Challenge | Please write the next part of the passage about hornbooks, picking up after its last line.

This battered bit of wood was once a ubiquitous piece of schoolroom equipment. Can you guess what it was used for? On first look, taking the terrible beating it seems to have suffered into account, it’s tempting to guess “A paddle for spanking the little brat’s backsides!”(yes, the good ol days ay?) Though I have zero doubt that this item did speed through the air only to come to rest on naughty backsides, repeatedly, punishment was not in fact its primary function. It was actually a simple primer used for teaching children their alphabet. It was called a “hornbook” and was used in classrooms for at least 400 years. The letters on the model above have long since disappeared, obviously, but take a look below for some more representative models and some accompanying history.

Typical hornbooks.


Left: Ivory hornbook (with silver plate), eighteenth century, possibly American. Right: A cardboard battledore.

Material shown |
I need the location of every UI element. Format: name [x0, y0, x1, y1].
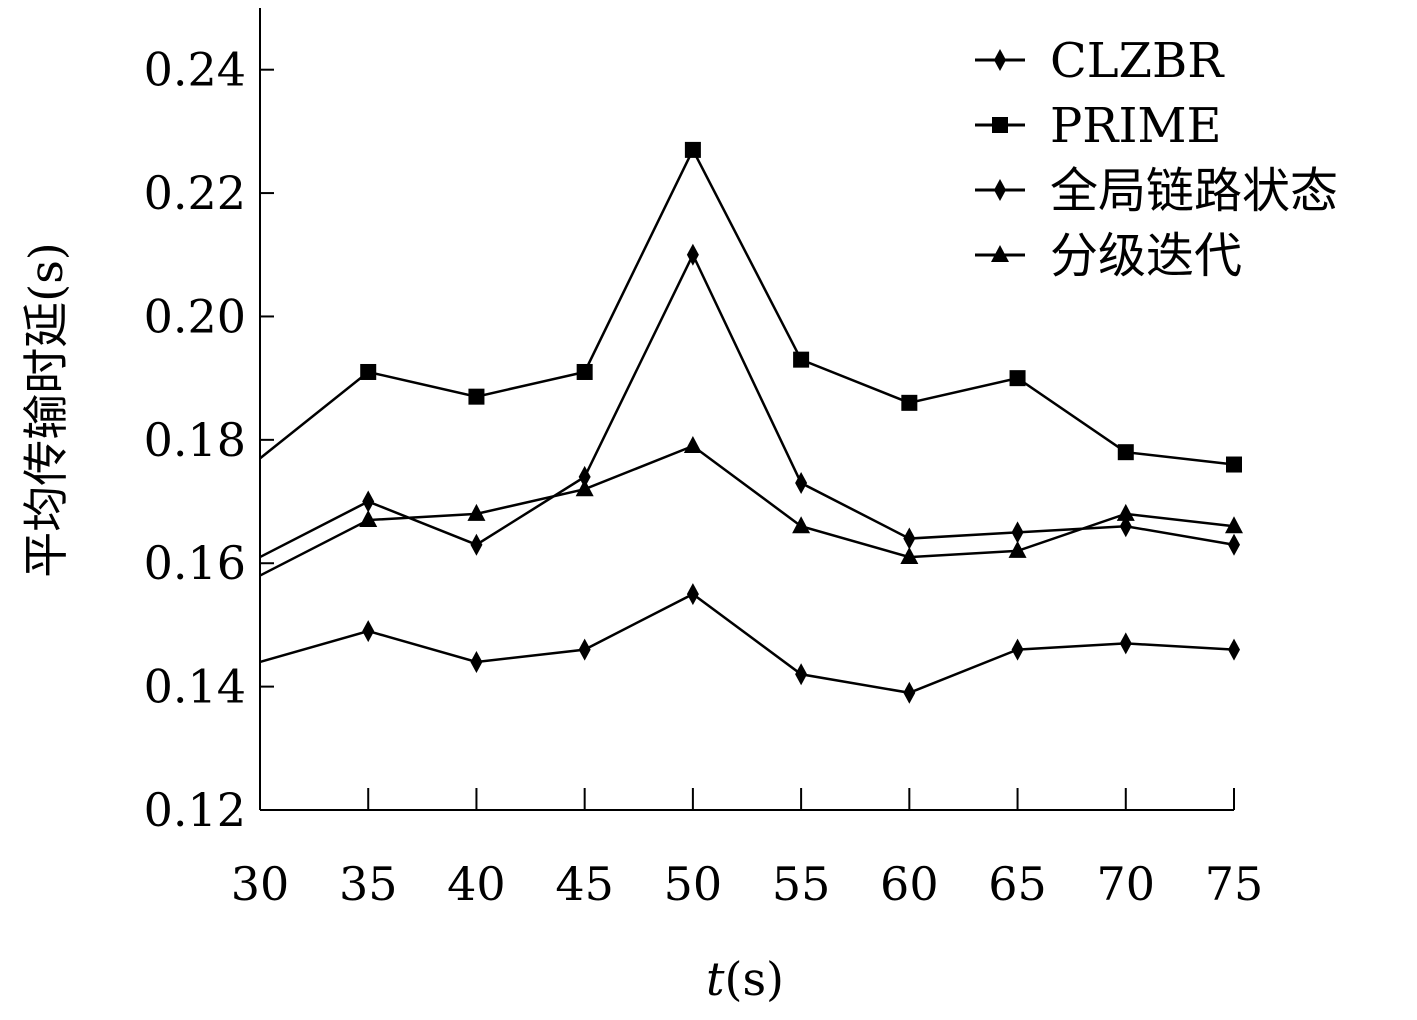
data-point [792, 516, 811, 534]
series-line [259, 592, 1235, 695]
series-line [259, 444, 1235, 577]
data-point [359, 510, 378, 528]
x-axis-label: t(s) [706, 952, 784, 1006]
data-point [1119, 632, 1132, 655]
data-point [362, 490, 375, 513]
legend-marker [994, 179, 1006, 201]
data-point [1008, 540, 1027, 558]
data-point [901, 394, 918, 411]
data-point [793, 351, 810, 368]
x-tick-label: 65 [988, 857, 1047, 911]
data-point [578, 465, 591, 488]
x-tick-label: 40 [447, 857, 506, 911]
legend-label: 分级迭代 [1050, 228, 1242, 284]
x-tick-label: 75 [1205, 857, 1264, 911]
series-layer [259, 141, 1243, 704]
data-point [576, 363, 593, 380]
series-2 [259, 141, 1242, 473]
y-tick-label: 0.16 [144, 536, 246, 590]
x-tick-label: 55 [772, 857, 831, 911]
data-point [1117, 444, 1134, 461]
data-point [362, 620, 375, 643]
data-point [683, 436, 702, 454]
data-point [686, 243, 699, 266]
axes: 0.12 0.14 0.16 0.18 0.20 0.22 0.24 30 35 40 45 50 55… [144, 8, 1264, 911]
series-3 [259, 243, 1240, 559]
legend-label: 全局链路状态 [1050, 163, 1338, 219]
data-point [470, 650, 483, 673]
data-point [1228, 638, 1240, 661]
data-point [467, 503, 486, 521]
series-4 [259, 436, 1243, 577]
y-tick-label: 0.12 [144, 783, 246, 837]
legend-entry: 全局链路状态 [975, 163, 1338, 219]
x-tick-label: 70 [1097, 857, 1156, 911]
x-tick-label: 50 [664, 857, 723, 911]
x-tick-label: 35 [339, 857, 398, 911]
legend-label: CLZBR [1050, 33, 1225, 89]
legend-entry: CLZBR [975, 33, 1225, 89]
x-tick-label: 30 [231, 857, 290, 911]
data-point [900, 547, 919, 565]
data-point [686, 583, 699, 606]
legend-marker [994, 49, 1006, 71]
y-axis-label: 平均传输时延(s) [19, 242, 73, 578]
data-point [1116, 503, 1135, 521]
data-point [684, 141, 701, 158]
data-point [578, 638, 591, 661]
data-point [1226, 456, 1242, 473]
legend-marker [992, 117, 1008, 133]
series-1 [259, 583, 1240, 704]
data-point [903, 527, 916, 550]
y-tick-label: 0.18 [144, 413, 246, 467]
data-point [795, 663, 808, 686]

Answer for the task |
“A hornbook consists of a piece of parchment or paper lesson pasted onto a paddle-shaped piece of wood. The name derives from the leaf of horn, made from sheep and goat horn that was softened and then boiled in water to produce true horn that could be pressed and cut into sheets, that was attached to the board by a brass or latten border by minute tacks. Hornbooks generally presented the alphabet above arabic numerals and the Lord’s Prayer. This evidence of rudimentary letter-learning and the hardiness of the hornbook itself speaks to the very young audience the hornbook aimed to please and more importantly indicates a tradition of reading material for the very young that dates back to the Middle Ages.” -The Victorian Web.

“Miss Campion” holding a hornbook, 1661.


Ivory hornbook, eighteenth century, English.



“To protect it from grubby fingers the sheet was mounted on a frame and was protected by a thin sheet of transparent cow’s horn – hence the name. The frame was usually made from wood, often oak, but occasionally more costly materials, such as silver or even ivory, were used. Wooden hornbooks were often covered in leather. Although the text itself was not illustrated, a picture was often engraved or embossed on the back of the frame. For the sake of utility, hornbooks often had a handle with a hole in the end, allowing them to be hung from a child’s belt or girdle.” -Andrew W. Tuer History of the horn-book.

An early Mexican hornbook.


A silver hornbook that has been stated to have been given by Queen Elizabeth I. to Lord Chancellor Egerton.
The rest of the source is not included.